# Task:
Gather all lines containing the string "Курганской" and copy them out.

# Data rows:

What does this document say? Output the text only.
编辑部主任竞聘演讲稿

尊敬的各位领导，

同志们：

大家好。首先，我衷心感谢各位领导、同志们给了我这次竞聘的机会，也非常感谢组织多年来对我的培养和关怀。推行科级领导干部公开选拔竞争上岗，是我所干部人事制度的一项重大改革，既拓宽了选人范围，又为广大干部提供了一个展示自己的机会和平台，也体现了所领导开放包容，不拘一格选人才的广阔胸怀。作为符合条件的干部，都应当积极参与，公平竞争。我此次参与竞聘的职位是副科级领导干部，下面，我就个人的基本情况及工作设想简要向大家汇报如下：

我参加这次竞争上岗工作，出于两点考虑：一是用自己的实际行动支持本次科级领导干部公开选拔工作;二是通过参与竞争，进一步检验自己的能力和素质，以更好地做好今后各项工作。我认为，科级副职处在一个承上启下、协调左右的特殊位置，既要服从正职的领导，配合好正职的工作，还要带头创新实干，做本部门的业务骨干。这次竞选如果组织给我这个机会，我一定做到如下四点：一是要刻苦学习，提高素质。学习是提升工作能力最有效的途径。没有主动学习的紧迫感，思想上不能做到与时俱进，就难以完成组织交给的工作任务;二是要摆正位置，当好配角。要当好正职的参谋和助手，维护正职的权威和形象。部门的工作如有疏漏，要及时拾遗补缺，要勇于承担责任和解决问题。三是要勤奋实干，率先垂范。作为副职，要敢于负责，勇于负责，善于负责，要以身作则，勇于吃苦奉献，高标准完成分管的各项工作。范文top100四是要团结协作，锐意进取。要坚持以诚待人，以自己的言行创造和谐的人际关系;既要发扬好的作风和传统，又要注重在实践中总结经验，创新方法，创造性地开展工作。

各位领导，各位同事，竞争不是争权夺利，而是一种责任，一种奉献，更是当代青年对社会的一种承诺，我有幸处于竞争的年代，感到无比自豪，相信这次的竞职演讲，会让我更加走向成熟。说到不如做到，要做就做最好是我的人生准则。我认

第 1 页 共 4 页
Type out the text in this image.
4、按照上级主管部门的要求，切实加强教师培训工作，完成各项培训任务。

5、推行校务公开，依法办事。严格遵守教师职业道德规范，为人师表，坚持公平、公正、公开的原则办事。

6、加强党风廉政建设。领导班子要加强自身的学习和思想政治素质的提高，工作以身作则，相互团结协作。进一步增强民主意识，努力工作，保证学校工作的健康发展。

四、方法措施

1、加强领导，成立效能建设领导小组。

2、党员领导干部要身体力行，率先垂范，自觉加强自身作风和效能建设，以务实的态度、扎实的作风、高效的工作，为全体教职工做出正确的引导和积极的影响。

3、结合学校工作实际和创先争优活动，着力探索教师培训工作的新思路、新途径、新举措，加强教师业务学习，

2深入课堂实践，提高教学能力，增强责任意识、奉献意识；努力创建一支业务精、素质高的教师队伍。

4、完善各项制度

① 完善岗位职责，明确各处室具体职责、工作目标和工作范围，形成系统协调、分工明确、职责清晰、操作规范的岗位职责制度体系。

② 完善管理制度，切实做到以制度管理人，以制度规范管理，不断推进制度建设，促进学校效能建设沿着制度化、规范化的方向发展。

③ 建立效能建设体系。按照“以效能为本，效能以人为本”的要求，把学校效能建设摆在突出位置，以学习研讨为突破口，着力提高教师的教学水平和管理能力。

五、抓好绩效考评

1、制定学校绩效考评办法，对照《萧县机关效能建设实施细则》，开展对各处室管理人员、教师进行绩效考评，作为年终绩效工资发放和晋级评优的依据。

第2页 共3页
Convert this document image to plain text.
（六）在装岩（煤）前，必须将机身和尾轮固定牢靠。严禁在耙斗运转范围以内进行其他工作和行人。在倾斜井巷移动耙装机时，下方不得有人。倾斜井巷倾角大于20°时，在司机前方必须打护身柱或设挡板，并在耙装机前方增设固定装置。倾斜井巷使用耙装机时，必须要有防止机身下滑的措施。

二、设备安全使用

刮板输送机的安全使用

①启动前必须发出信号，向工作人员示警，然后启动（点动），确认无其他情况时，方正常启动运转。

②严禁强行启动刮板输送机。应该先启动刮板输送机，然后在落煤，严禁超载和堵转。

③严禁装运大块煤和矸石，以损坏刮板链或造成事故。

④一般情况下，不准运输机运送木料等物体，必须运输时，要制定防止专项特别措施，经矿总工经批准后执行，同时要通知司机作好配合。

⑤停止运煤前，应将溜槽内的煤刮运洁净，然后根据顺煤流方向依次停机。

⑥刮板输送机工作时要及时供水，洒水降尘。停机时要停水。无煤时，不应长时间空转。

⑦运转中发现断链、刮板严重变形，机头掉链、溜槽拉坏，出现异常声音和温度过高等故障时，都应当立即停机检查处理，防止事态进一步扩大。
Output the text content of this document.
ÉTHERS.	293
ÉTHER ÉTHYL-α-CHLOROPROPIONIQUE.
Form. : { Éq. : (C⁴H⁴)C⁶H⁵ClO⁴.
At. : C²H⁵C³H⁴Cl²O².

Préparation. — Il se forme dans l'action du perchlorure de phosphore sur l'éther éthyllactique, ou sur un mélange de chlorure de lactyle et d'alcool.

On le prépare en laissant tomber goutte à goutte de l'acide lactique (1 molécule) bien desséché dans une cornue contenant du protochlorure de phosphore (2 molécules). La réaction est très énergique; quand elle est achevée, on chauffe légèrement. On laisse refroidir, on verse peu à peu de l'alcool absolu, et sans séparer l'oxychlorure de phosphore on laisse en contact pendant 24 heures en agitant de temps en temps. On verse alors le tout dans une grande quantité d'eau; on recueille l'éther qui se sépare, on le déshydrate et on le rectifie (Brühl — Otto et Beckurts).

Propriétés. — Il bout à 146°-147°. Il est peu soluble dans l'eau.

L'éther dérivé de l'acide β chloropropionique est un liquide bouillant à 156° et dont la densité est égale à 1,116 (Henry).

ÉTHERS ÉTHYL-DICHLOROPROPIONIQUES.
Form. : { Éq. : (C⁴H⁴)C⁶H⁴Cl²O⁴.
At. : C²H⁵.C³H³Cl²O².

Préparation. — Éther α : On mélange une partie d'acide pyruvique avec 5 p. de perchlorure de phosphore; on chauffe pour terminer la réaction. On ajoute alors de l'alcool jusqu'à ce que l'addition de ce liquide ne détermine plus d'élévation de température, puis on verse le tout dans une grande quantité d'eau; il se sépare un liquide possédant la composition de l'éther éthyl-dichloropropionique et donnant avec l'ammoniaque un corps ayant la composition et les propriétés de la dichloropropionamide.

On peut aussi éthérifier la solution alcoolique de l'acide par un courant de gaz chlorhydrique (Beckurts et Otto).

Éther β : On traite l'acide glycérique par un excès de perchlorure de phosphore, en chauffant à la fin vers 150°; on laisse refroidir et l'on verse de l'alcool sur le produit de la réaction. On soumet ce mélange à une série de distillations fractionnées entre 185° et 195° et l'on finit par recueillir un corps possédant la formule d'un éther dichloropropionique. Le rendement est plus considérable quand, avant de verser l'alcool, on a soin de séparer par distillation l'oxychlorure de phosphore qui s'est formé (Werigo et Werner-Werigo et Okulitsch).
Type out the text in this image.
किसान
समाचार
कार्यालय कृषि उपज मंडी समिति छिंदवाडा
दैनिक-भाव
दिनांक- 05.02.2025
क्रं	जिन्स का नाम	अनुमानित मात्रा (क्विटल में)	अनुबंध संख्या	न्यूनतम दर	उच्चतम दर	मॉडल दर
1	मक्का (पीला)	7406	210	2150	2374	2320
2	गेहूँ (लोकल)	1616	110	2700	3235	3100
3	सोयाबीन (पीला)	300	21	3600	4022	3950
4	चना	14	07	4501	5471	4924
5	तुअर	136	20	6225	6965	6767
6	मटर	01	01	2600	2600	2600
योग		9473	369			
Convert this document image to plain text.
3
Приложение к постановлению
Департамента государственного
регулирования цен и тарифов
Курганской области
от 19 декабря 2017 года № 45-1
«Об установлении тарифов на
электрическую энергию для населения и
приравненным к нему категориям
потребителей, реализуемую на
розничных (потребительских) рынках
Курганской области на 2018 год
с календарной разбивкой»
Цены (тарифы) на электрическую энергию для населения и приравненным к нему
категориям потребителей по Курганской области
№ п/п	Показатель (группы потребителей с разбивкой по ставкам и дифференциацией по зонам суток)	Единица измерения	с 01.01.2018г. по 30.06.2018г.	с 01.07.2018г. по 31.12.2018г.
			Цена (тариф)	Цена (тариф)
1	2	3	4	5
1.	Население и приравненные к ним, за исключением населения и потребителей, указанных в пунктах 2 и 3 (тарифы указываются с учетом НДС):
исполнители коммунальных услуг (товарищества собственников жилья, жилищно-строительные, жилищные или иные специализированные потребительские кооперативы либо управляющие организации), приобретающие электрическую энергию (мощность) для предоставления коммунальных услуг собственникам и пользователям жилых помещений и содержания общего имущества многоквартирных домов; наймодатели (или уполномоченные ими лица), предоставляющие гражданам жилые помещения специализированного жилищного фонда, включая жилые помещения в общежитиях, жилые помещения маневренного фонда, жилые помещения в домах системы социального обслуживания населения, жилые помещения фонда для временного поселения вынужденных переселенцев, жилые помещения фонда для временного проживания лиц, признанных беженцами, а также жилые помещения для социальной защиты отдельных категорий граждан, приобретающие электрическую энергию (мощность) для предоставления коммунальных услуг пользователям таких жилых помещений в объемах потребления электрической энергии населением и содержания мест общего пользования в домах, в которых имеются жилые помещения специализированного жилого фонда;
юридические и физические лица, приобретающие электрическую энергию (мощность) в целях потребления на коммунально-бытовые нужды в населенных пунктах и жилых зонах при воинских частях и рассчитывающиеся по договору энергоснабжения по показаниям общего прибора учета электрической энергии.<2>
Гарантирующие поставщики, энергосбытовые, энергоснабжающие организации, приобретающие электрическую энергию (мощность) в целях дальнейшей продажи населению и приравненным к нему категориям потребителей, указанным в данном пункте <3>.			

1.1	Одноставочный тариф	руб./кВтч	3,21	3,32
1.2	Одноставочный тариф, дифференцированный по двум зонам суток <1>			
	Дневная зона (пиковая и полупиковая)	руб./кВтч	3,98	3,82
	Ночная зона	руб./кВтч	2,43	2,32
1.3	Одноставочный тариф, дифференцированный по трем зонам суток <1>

# Solution for this task:
Курганской области
Курганской области на 2018 год
категориям потребителей по Курганской области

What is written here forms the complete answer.